Print all the entries verbatim.

++++ MATERIAL FOR THE TASK ++++

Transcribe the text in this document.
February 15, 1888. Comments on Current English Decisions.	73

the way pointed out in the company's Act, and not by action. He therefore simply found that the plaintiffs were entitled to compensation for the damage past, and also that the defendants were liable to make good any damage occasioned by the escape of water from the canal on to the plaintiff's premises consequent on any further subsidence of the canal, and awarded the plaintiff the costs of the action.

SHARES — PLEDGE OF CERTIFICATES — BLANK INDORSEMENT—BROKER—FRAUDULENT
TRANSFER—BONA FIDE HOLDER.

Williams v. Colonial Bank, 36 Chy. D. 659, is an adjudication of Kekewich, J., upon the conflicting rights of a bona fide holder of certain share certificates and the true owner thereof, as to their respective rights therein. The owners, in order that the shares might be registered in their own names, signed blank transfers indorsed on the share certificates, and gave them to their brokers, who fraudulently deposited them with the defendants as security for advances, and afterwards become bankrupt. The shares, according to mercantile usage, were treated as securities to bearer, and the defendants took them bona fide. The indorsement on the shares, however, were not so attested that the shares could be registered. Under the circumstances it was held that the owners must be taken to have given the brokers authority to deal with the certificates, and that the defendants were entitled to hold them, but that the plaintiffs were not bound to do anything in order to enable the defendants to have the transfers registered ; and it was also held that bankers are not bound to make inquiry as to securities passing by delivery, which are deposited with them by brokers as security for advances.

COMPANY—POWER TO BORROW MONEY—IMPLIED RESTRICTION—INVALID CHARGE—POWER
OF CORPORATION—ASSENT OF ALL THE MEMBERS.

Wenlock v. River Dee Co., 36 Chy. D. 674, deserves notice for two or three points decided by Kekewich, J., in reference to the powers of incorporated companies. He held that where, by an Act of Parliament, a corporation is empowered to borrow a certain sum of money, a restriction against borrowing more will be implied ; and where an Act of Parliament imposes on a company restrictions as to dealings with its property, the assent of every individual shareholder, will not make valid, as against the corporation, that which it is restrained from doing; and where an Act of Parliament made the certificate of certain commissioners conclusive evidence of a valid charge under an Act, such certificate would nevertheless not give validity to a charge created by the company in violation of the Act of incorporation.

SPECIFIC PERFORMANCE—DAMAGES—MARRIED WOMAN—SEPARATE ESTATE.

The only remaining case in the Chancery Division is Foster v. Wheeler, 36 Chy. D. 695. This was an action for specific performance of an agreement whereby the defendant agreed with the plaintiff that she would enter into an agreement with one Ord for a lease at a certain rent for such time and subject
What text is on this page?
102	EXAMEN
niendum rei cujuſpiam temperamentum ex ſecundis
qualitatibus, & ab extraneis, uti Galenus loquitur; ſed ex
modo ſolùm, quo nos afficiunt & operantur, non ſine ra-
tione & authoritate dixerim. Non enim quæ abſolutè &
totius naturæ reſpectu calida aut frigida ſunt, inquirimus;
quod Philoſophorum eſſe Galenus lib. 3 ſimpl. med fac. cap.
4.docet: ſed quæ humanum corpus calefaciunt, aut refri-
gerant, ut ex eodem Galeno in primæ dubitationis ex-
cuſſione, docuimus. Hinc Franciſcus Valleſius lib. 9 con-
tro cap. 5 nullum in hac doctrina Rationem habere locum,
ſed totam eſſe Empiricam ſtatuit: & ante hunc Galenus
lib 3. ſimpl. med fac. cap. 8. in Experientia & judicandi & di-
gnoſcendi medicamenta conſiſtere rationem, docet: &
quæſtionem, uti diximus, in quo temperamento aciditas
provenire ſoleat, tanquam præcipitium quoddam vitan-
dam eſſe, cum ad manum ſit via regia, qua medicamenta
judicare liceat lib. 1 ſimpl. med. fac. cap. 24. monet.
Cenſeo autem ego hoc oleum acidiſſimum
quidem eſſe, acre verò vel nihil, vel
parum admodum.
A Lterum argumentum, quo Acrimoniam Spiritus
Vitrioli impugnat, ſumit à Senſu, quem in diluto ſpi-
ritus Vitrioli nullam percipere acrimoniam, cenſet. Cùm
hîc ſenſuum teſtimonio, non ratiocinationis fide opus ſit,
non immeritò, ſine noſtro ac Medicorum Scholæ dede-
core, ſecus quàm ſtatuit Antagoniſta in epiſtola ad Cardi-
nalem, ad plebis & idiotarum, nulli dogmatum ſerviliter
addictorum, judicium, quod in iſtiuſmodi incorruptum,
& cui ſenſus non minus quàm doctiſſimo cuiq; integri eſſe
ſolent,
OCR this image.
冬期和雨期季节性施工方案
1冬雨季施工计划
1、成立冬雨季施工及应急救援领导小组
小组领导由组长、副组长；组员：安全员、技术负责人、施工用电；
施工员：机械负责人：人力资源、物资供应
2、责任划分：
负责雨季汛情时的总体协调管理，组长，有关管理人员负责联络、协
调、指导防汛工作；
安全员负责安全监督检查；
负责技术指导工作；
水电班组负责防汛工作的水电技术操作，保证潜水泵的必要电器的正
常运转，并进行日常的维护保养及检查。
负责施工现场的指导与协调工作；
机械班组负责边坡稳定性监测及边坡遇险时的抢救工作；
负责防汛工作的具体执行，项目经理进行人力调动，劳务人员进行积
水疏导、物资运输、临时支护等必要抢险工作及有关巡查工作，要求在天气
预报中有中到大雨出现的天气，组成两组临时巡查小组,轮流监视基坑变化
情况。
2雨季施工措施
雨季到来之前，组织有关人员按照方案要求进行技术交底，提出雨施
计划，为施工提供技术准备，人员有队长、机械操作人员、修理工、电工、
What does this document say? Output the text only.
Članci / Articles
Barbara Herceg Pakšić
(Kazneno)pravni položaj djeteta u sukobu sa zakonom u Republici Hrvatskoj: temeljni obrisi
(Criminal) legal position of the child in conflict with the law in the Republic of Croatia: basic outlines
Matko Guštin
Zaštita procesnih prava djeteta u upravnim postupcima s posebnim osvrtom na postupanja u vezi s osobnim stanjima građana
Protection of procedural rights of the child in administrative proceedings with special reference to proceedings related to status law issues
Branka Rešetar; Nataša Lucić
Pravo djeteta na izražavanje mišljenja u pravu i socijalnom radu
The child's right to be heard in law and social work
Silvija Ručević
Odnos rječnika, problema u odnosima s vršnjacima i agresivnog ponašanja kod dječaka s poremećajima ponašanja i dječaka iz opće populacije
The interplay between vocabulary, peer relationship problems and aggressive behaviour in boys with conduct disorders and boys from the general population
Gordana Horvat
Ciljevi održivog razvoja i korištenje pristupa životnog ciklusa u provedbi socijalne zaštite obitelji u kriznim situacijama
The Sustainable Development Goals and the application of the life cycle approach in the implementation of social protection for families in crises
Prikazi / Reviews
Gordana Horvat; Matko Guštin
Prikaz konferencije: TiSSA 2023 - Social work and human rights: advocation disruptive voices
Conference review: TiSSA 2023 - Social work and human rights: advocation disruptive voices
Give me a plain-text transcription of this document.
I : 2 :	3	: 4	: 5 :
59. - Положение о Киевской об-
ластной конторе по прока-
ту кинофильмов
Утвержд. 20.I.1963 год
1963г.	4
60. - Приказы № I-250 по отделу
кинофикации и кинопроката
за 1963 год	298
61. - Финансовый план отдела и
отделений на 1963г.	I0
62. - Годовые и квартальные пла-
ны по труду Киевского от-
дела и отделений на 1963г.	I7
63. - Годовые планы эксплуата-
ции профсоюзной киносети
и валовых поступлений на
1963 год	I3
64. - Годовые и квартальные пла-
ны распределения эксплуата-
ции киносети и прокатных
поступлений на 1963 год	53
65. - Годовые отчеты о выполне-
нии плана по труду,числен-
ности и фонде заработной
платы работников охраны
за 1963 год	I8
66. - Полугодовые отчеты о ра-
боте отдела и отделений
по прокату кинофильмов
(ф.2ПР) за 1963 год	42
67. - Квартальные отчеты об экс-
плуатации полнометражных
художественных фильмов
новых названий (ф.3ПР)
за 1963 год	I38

++++

** EXERCISE RESPONSE **
Transcribe the text in this document.
February 15, 1888. Comments on Current English Decisions.	73

the way pointed out in the company's Act, and not by action. He therefore simply found that the plaintiffs were entitled to compensation for the damage past, and also that the defendants were liable to make good any damage occasioned by the escape of water from the canal on to the plaintiff's premises consequent on any further subsidence of the canal, and awarded the plaintiff the costs of the action.

SHARES — PLEDGE OF CERTIFICATES — BLANK INDORSEMENT—BROKER—FRAUDULENT
TRANSFER—BONA FIDE HOLDER.

Williams v. Colonial Bank, 36 Chy. D. 659, is an adjudication of Kekewich, J., upon the conflicting rights of a bona fide holder of certain share certificates and the true owner thereof, as to their respective rights therein. The owners, in order that the shares might be registered in their own names, signed blank transfers indorsed on the share certificates, and gave them to their brokers, who fraudulently deposited them with the defendants as security for advances, and afterwards become bankrupt. The shares, according to mercantile usage, were treated as securities to bearer, and the defendants took them bona fide. The indorsement on the shares, however, were not so attested that the shares could be registered. Under the circumstances it was held that the owners must be taken to have given the brokers authority to deal with the certificates, and that the defendants were entitled to hold them, but that the plaintiffs were not bound to do anything in order to enable the defendants to have the transfers registered ; and it was also held that bankers are not bound to make inquiry as to securities passing by delivery, which are deposited with them by brokers as security for advances.

COMPANY—POWER TO BORROW MONEY—IMPLIED RESTRICTION—INVALID CHARGE—POWER
OF CORPORATION—ASSENT OF ALL THE MEMBERS.

Wenlock v. River Dee Co., 36 Chy. D. 674, deserves notice for two or three points decided by Kekewich, J., in reference to the powers of incorporated companies. He held that where, by an Act of Parliament, a corporation is empowered to borrow a certain sum of money, a restriction against borrowing more will be implied ; and where an Act of Parliament imposes on a company restrictions as to dealings with its property, the assent of every individual shareholder, will not make valid, as against the corporation, that which it is restrained from doing; and where an Act of Parliament made the certificate of certain commissioners conclusive evidence of a valid charge under an Act, such certificate would nevertheless not give validity to a charge created by the company in violation of the Act of incorporation.

SPECIFIC PERFORMANCE—DAMAGES—MARRIED WOMAN—SEPARATE ESTATE.

The only remaining case in the Chancery Division is Foster v. Wheeler, 36 Chy. D. 695. This was an action for specific performance of an agreement whereby the defendant agreed with the plaintiff that she would enter into an agreement with one Ord for a lease at a certain rent for such time and subject
What text is on this page?
102	EXAMEN
niendum rei cujuſpiam temperamentum ex ſecundis
qualitatibus, & ab extraneis, uti Galenus loquitur; ſed ex
modo ſolùm, quo nos afficiunt & operantur, non ſine ra-
tione & authoritate dixerim. Non enim quæ abſolutè &
totius naturæ reſpectu calida aut frigida ſunt, inquirimus;
quod Philoſophorum eſſe Galenus lib. 3 ſimpl. med fac. cap.
4.docet: ſed quæ humanum corpus calefaciunt, aut refri-
gerant, ut ex eodem Galeno in primæ dubitationis ex-
cuſſione, docuimus. Hinc Franciſcus Valleſius lib. 9 con-
tro cap. 5 nullum in hac doctrina Rationem habere locum,
ſed totam eſſe Empiricam ſtatuit: & ante hunc Galenus
lib 3. ſimpl. med fac. cap. 8. in Experientia & judicandi & di-
gnoſcendi medicamenta conſiſtere rationem, docet: &
quæſtionem, uti diximus, in quo temperamento aciditas
provenire ſoleat, tanquam præcipitium quoddam vitan-
dam eſſe, cum ad manum ſit via regia, qua medicamenta
judicare liceat lib. 1 ſimpl. med. fac. cap. 24. monet.
Cenſeo autem ego hoc oleum acidiſſimum
quidem eſſe, acre verò vel nihil, vel
parum admodum.
A Lterum argumentum, quo Acrimoniam Spiritus
Vitrioli impugnat, ſumit à Senſu, quem in diluto ſpi-
ritus Vitrioli nullam percipere acrimoniam, cenſet. Cùm
hîc ſenſuum teſtimonio, non ratiocinationis fide opus ſit,
non immeritò, ſine noſtro ac Medicorum Scholæ dede-
core, ſecus quàm ſtatuit Antagoniſta in epiſtola ad Cardi-
nalem, ad plebis & idiotarum, nulli dogmatum ſerviliter
addictorum, judicium, quod in iſtiuſmodi incorruptum,
& cui ſenſus non minus quàm doctiſſimo cuiq; integri eſſe
ſolent,
OCR this image.
冬期和雨期季节性施工方案
1冬雨季施工计划
1、成立冬雨季施工及应急救援领导小组
小组领导由组长、副组长；组员：安全员、技术负责人、施工用电；
施工员：机械负责人：人力资源、物资供应
2、责任划分：
负责雨季汛情时的总体协调管理，组长，有关管理人员负责联络、协
调、指导防汛工作；
安全员负责安全监督检查；
负责技术指导工作；
水电班组负责防汛工作的水电技术操作，保证潜水泵的必要电器的正
常运转，并进行日常的维护保养及检查。
负责施工现场的指导与协调工作；
机械班组负责边坡稳定性监测及边坡遇险时的抢救工作；
负责防汛工作的具体执行，项目经理进行人力调动，劳务人员进行积
水疏导、物资运输、临时支护等必要抢险工作及有关巡查工作，要求在天气
预报中有中到大雨出现的天气，组成两组临时巡查小组,轮流监视基坑变化
情况。
2雨季施工措施
雨季到来之前，组织有关人员按照方案要求进行技术交底，提出雨施
计划，为施工提供技术准备，人员有队长、机械操作人员、修理工、电工、
What does this document say? Output the text only.
Članci / Articles
Barbara Herceg Pakšić
(Kazneno)pravni položaj djeteta u sukobu sa zakonom u Republici Hrvatskoj: temeljni obrisi
(Criminal) legal position of the child in conflict with the law in the Republic of Croatia: basic outlines
Matko Guštin
Zaštita procesnih prava djeteta u upravnim postupcima s posebnim osvrtom na postupanja u vezi s osobnim stanjima građana
Protection of procedural rights of the child in administrative proceedings with special reference to proceedings related to status law issues
Branka Rešetar; Nataša Lucić
Pravo djeteta na izražavanje mišljenja u pravu i socijalnom radu
The child's right to be heard in law and social work
Silvija Ručević
Odnos rječnika, problema u odnosima s vršnjacima i agresivnog ponašanja kod dječaka s poremećajima ponašanja i dječaka iz opće populacije
The interplay between vocabulary, peer relationship problems and aggressive behaviour in boys with conduct disorders and boys from the general population
Gordana Horvat
Ciljevi održivog razvoja i korištenje pristupa životnog ciklusa u provedbi socijalne zaštite obitelji u kriznim situacijama
The Sustainable Development Goals and the application of the life cycle approach in the implementation of social protection for families in crises
Prikazi / Reviews
Gordana Horvat; Matko Guštin
Prikaz konferencije: TiSSA 2023 - Social work and human rights: advocation disruptive voices
Conference review: TiSSA 2023 - Social work and human rights: advocation disruptive voices
Give me a plain-text transcription of this document.
I : 2 :	3	: 4	: 5 :
59. - Положение о Киевской об-
ластной конторе по прока-
ту кинофильмов
Утвержд. 20.I.1963 год
1963г.	4
60. - Приказы № I-250 по отделу
кинофикации и кинопроката
за 1963 год	298
61. - Финансовый план отдела и
отделений на 1963г.	I0
62. - Годовые и квартальные пла-
ны по труду Киевского от-
дела и отделений на 1963г.	I7
63. - Годовые планы эксплуата-
ции профсоюзной киносети
и валовых поступлений на
1963 год	I3
64. - Годовые и квартальные пла-
ны распределения эксплуата-
ции киносети и прокатных
поступлений на 1963 год	53
65. - Годовые отчеты о выполне-
нии плана по труду,числен-
ности и фонде заработной
платы работников охраны
за 1963 год	I8
66. - Полугодовые отчеты о ра-
боте отдела и отделений
по прокату кинофильмов
(ф.2ПР) за 1963 год	42
67. - Квартальные отчеты об экс-
плуатации полнометражных
художественных фильмов
новых названий (ф.3ПР)
за 1963 год	I38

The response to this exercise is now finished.